(WORK TO COMPLETE):
Count every line of the listing where the string "capita" occurs, and reply with the count alone.

(THE INPUT):
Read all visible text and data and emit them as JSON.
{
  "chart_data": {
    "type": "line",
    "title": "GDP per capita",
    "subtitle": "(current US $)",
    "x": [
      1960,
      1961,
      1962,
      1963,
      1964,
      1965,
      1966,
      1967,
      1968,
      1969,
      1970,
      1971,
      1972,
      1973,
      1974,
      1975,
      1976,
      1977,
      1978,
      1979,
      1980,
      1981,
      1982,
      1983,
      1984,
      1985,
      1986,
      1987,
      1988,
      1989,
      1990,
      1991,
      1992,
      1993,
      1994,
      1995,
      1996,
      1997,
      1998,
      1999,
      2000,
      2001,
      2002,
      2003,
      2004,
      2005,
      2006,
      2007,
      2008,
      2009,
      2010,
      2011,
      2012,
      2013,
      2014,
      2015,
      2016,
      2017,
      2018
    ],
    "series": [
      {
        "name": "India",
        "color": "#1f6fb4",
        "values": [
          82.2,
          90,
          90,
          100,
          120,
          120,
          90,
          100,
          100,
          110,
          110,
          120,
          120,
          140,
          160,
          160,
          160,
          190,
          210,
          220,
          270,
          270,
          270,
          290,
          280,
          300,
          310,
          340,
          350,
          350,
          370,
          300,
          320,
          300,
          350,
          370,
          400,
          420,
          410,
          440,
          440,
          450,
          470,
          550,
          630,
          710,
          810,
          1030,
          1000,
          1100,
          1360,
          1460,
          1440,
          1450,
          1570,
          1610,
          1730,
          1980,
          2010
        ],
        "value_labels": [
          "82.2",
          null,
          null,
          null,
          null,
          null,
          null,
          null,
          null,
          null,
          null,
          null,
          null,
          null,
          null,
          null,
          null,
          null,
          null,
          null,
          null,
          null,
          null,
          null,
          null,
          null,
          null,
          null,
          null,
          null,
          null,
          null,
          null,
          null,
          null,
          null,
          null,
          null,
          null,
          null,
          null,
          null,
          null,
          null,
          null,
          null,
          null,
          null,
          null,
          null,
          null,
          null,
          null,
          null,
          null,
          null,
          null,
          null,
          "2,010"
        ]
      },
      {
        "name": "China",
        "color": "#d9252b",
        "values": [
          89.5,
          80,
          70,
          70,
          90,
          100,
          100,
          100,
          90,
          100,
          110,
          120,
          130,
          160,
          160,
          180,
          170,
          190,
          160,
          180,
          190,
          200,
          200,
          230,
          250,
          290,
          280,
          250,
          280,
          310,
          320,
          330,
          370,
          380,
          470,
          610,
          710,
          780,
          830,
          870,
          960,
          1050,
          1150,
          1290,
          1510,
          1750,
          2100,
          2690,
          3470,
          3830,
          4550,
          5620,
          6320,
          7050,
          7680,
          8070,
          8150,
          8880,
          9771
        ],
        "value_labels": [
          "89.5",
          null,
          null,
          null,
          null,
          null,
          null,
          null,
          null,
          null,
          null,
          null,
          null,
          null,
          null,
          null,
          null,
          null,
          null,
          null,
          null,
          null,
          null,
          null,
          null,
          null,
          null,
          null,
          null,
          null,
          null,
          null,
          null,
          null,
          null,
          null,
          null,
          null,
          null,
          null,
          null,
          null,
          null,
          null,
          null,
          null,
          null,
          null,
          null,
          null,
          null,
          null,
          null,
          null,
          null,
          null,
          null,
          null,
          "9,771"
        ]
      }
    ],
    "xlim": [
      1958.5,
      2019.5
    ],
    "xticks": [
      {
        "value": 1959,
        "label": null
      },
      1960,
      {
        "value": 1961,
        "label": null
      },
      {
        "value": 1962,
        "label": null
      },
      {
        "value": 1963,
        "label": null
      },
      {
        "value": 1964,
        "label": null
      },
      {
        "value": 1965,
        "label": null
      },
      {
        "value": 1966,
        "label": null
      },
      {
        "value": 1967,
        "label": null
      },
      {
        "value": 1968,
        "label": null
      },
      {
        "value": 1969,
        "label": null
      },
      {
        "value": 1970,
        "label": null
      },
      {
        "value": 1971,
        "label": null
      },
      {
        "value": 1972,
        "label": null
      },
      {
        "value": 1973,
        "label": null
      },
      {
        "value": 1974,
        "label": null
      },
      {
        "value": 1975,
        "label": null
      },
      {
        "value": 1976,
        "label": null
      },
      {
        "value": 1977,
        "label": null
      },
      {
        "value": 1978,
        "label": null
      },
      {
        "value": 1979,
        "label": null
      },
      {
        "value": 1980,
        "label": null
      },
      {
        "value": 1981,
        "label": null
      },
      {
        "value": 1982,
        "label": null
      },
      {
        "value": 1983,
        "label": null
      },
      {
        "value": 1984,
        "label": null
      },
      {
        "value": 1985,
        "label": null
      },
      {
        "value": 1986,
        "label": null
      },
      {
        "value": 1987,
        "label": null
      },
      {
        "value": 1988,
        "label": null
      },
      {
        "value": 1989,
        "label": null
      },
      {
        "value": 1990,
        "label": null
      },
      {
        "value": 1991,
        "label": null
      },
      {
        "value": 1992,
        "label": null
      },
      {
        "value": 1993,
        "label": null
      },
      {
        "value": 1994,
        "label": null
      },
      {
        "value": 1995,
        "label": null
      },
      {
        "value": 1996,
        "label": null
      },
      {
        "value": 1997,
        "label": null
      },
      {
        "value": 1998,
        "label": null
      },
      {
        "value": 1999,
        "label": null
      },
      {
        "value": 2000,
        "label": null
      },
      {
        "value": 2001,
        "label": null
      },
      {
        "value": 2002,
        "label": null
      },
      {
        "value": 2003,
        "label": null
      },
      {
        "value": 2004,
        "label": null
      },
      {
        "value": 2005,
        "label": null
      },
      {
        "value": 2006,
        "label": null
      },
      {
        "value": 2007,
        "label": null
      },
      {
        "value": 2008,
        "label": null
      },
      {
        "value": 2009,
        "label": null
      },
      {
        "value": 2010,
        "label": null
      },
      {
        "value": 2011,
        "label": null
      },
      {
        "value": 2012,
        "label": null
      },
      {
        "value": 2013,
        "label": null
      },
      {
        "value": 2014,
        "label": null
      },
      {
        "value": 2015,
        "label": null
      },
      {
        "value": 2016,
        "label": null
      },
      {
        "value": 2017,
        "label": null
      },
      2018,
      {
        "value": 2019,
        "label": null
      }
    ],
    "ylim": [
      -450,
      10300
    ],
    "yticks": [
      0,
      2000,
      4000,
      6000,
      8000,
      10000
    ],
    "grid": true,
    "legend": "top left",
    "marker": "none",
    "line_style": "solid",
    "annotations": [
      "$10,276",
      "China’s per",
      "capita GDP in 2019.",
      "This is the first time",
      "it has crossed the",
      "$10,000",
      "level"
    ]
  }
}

(COMPLETE RESPONSE):
2